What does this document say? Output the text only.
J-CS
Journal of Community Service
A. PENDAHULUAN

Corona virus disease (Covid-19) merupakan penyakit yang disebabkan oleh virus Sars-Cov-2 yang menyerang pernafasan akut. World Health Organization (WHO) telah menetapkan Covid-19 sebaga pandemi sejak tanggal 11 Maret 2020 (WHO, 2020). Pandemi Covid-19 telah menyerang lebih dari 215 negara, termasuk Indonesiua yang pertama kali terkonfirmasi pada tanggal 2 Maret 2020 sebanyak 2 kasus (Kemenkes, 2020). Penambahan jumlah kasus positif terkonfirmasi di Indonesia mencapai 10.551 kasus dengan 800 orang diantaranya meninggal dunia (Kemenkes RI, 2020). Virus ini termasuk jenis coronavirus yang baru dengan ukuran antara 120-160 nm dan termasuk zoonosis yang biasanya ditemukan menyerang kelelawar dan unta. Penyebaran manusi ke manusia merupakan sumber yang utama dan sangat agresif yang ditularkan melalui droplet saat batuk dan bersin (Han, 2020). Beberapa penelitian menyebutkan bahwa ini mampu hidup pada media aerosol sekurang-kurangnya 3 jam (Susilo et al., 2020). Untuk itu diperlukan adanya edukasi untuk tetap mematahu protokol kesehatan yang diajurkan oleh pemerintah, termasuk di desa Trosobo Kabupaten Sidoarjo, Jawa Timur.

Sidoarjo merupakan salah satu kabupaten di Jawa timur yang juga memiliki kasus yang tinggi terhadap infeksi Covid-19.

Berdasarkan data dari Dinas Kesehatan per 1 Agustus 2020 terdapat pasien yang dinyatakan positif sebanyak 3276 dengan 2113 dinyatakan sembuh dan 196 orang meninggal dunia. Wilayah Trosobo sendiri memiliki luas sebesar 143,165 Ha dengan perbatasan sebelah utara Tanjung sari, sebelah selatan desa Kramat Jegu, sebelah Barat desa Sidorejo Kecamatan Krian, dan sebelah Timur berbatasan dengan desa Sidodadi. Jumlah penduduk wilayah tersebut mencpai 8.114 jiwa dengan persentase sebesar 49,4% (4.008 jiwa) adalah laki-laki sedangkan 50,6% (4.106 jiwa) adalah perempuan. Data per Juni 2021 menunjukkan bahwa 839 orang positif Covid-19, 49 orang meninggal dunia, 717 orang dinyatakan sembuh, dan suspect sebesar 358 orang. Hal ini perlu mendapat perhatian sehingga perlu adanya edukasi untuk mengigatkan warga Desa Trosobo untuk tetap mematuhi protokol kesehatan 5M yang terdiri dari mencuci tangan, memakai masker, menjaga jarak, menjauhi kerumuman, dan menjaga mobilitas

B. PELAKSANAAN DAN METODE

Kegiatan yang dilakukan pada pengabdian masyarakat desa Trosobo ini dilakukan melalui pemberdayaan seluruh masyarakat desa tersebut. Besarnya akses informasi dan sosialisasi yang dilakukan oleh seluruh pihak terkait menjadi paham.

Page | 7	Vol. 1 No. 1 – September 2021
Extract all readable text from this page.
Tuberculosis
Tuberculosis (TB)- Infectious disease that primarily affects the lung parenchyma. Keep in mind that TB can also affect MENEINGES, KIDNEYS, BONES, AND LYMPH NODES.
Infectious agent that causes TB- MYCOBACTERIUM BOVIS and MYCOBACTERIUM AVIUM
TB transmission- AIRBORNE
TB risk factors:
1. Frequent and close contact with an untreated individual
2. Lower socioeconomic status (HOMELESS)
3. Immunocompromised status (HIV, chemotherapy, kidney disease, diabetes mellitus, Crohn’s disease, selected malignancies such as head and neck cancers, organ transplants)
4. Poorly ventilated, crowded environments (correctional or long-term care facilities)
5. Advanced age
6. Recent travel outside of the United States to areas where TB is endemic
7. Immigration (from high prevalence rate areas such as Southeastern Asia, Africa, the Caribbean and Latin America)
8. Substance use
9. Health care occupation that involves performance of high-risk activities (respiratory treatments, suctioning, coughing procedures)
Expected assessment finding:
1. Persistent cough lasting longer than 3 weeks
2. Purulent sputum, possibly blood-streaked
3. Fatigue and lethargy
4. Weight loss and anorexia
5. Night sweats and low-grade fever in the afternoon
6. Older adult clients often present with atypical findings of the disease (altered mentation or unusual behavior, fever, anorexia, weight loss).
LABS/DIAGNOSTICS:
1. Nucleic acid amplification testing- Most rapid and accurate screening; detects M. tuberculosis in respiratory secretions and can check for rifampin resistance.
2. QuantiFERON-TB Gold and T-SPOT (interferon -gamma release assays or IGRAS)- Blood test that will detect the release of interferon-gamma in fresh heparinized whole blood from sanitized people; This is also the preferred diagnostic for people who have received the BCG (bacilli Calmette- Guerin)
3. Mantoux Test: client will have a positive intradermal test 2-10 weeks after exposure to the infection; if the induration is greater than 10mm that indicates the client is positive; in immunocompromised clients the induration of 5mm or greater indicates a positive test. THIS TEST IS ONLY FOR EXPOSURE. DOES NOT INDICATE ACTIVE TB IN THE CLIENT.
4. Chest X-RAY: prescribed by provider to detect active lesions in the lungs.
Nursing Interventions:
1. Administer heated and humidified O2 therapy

________________________

Exercise objective. Every record above is to be copied out exactly.

Solution to this problem.
What does this document say? Output the text only.
J-CS
Journal of Community Service
A. PENDAHULUAN

Corona virus disease (Covid-19) merupakan penyakit yang disebabkan oleh virus Sars-Cov-2 yang menyerang pernafasan akut. World Health Organization (WHO) telah menetapkan Covid-19 sebaga pandemi sejak tanggal 11 Maret 2020 (WHO, 2020). Pandemi Covid-19 telah menyerang lebih dari 215 negara, termasuk Indonesiua yang pertama kali terkonfirmasi pada tanggal 2 Maret 2020 sebanyak 2 kasus (Kemenkes, 2020). Penambahan jumlah kasus positif terkonfirmasi di Indonesia mencapai 10.551 kasus dengan 800 orang diantaranya meninggal dunia (Kemenkes RI, 2020). Virus ini termasuk jenis coronavirus yang baru dengan ukuran antara 120-160 nm dan termasuk zoonosis yang biasanya ditemukan menyerang kelelawar dan unta. Penyebaran manusi ke manusia merupakan sumber yang utama dan sangat agresif yang ditularkan melalui droplet saat batuk dan bersin (Han, 2020). Beberapa penelitian menyebutkan bahwa ini mampu hidup pada media aerosol sekurang-kurangnya 3 jam (Susilo et al., 2020). Untuk itu diperlukan adanya edukasi untuk tetap mematahu protokol kesehatan yang diajurkan oleh pemerintah, termasuk di desa Trosobo Kabupaten Sidoarjo, Jawa Timur.

Sidoarjo merupakan salah satu kabupaten di Jawa timur yang juga memiliki kasus yang tinggi terhadap infeksi Covid-19.

Berdasarkan data dari Dinas Kesehatan per 1 Agustus 2020 terdapat pasien yang dinyatakan positif sebanyak 3276 dengan 2113 dinyatakan sembuh dan 196 orang meninggal dunia. Wilayah Trosobo sendiri memiliki luas sebesar 143,165 Ha dengan perbatasan sebelah utara Tanjung sari, sebelah selatan desa Kramat Jegu, sebelah Barat desa Sidorejo Kecamatan Krian, dan sebelah Timur berbatasan dengan desa Sidodadi. Jumlah penduduk wilayah tersebut mencpai 8.114 jiwa dengan persentase sebesar 49,4% (4.008 jiwa) adalah laki-laki sedangkan 50,6% (4.106 jiwa) adalah perempuan. Data per Juni 2021 menunjukkan bahwa 839 orang positif Covid-19, 49 orang meninggal dunia, 717 orang dinyatakan sembuh, dan suspect sebesar 358 orang. Hal ini perlu mendapat perhatian sehingga perlu adanya edukasi untuk mengigatkan warga Desa Trosobo untuk tetap mematuhi protokol kesehatan 5M yang terdiri dari mencuci tangan, memakai masker, menjaga jarak, menjauhi kerumuman, dan menjaga mobilitas

B. PELAKSANAAN DAN METODE

Kegiatan yang dilakukan pada pengabdian masyarakat desa Trosobo ini dilakukan melalui pemberdayaan seluruh masyarakat desa tersebut. Besarnya akses informasi dan sosialisasi yang dilakukan oleh seluruh pihak terkait menjadi paham.

Page | 7	Vol. 1 No. 1 – September 2021
Extract all readable text from this page.
Tuberculosis
Tuberculosis (TB)- Infectious disease that primarily affects the lung parenchyma. Keep in mind that TB can also affect MENEINGES, KIDNEYS, BONES, AND LYMPH NODES.
Infectious agent that causes TB- MYCOBACTERIUM BOVIS and MYCOBACTERIUM AVIUM
TB transmission- AIRBORNE
TB risk factors:
1. Frequent and close contact with an untreated individual
2. Lower socioeconomic status (HOMELESS)
3. Immunocompromised status (HIV, chemotherapy, kidney disease, diabetes mellitus, Crohn’s disease, selected malignancies such as head and neck cancers, organ transplants)
4. Poorly ventilated, crowded environments (correctional or long-term care facilities)
5. Advanced age
6. Recent travel outside of the United States to areas where TB is endemic
7. Immigration (from high prevalence rate areas such as Southeastern Asia, Africa, the Caribbean and Latin America)
8. Substance use
9. Health care occupation that involves performance of high-risk activities (respiratory treatments, suctioning, coughing procedures)
Expected assessment finding:
1. Persistent cough lasting longer than 3 weeks
2. Purulent sputum, possibly blood-streaked
3. Fatigue and lethargy
4. Weight loss and anorexia
5. Night sweats and low-grade fever in the afternoon
6. Older adult clients often present with atypical findings of the disease (altered mentation or unusual behavior, fever, anorexia, weight loss).
LABS/DIAGNOSTICS:
1. Nucleic acid amplification testing- Most rapid and accurate screening; detects M. tuberculosis in respiratory secretions and can check for rifampin resistance.
2. QuantiFERON-TB Gold and T-SPOT (interferon -gamma release assays or IGRAS)- Blood test that will detect the release of interferon-gamma in fresh heparinized whole blood from sanitized people; This is also the preferred diagnostic for people who have received the BCG (bacilli Calmette- Guerin)
3. Mantoux Test: client will have a positive intradermal test 2-10 weeks after exposure to the infection; if the induration is greater than 10mm that indicates the client is positive; in immunocompromised clients the induration of 5mm or greater indicates a positive test. THIS TEST IS ONLY FOR EXPOSURE. DOES NOT INDICATE ACTIVE TB IN THE CLIENT.
4. Chest X-RAY: prescribed by provider to detect active lesions in the lungs.
Nursing Interventions:
1. Administer heated and humidified O2 therapy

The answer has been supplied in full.